◆ RECORD EXTRACTS:
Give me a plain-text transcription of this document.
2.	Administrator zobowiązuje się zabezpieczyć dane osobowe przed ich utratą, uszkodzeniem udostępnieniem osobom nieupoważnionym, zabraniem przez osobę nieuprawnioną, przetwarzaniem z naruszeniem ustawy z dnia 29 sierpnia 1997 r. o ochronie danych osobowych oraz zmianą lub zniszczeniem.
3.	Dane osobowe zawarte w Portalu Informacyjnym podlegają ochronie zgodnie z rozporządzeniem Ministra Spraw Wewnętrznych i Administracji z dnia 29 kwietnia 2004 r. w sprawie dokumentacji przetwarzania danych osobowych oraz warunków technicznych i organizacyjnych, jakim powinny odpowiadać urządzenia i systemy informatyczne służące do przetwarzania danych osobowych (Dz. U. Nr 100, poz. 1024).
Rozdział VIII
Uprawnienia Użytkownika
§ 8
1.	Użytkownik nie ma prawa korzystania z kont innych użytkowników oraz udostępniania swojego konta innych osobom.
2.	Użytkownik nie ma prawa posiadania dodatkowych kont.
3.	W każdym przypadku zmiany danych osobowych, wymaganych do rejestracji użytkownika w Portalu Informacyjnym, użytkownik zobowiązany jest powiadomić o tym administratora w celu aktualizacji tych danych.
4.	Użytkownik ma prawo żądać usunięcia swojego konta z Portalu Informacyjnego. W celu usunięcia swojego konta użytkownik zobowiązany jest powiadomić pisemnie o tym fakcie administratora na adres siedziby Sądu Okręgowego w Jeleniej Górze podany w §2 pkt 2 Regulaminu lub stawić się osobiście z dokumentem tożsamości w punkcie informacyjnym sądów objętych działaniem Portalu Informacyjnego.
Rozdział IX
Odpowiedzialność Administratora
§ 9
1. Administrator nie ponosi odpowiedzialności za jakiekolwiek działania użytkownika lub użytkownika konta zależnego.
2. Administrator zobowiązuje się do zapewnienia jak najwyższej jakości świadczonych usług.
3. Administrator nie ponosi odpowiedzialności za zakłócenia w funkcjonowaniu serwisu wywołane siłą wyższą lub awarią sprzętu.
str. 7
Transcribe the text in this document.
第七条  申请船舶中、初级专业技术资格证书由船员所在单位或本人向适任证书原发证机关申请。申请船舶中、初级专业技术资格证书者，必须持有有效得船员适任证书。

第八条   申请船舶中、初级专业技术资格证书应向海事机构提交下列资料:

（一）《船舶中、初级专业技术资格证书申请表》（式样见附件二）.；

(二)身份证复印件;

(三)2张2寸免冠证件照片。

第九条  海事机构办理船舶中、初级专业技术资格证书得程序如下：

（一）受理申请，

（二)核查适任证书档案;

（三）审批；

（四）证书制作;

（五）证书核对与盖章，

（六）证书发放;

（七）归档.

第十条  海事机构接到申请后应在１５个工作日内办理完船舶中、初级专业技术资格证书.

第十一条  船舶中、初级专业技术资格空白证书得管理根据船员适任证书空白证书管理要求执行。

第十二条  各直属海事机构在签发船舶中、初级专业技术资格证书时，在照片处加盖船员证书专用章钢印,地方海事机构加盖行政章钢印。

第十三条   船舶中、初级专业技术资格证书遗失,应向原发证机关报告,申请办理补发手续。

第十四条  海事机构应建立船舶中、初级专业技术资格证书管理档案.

◆ SET PROBLEM: Quote the material exactly, leaving nothing out.

◆ REPLY TO THE EXERCISE:
Give me a plain-text transcription of this document.
2.	Administrator zobowiązuje się zabezpieczyć dane osobowe przed ich utratą, uszkodzeniem udostępnieniem osobom nieupoważnionym, zabraniem przez osobę nieuprawnioną, przetwarzaniem z naruszeniem ustawy z dnia 29 sierpnia 1997 r. o ochronie danych osobowych oraz zmianą lub zniszczeniem.
3.	Dane osobowe zawarte w Portalu Informacyjnym podlegają ochronie zgodnie z rozporządzeniem Ministra Spraw Wewnętrznych i Administracji z dnia 29 kwietnia 2004 r. w sprawie dokumentacji przetwarzania danych osobowych oraz warunków technicznych i organizacyjnych, jakim powinny odpowiadać urządzenia i systemy informatyczne służące do przetwarzania danych osobowych (Dz. U. Nr 100, poz. 1024).
Rozdział VIII
Uprawnienia Użytkownika
§ 8
1.	Użytkownik nie ma prawa korzystania z kont innych użytkowników oraz udostępniania swojego konta innych osobom.
2.	Użytkownik nie ma prawa posiadania dodatkowych kont.
3.	W każdym przypadku zmiany danych osobowych, wymaganych do rejestracji użytkownika w Portalu Informacyjnym, użytkownik zobowiązany jest powiadomić o tym administratora w celu aktualizacji tych danych.
4.	Użytkownik ma prawo żądać usunięcia swojego konta z Portalu Informacyjnego. W celu usunięcia swojego konta użytkownik zobowiązany jest powiadomić pisemnie o tym fakcie administratora na adres siedziby Sądu Okręgowego w Jeleniej Górze podany w §2 pkt 2 Regulaminu lub stawić się osobiście z dokumentem tożsamości w punkcie informacyjnym sądów objętych działaniem Portalu Informacyjnego.
Rozdział IX
Odpowiedzialność Administratora
§ 9
1. Administrator nie ponosi odpowiedzialności za jakiekolwiek działania użytkownika lub użytkownika konta zależnego.
2. Administrator zobowiązuje się do zapewnienia jak najwyższej jakości świadczonych usług.
3. Administrator nie ponosi odpowiedzialności za zakłócenia w funkcjonowaniu serwisu wywołane siłą wyższą lub awarią sprzętu.
str. 7
Transcribe the text in this document.
第七条  申请船舶中、初级专业技术资格证书由船员所在单位或本人向适任证书原发证机关申请。申请船舶中、初级专业技术资格证书者，必须持有有效得船员适任证书。

第八条   申请船舶中、初级专业技术资格证书应向海事机构提交下列资料:

（一）《船舶中、初级专业技术资格证书申请表》（式样见附件二）.；

(二)身份证复印件;

(三)2张2寸免冠证件照片。

第九条  海事机构办理船舶中、初级专业技术资格证书得程序如下：

（一）受理申请，

（二)核查适任证书档案;

（三）审批；

（四）证书制作;

（五）证书核对与盖章，

（六）证书发放;

（七）归档.

第十条  海事机构接到申请后应在１５个工作日内办理完船舶中、初级专业技术资格证书.

第十一条  船舶中、初级专业技术资格空白证书得管理根据船员适任证书空白证书管理要求执行。

第十二条  各直属海事机构在签发船舶中、初级专业技术资格证书时，在照片处加盖船员证书专用章钢印,地方海事机构加盖行政章钢印。

第十三条   船舶中、初级专业技术资格证书遗失,应向原发证机关报告,申请办理补发手续。

第十四条  海事机构应建立船舶中、初级专业技术资格证书管理档案.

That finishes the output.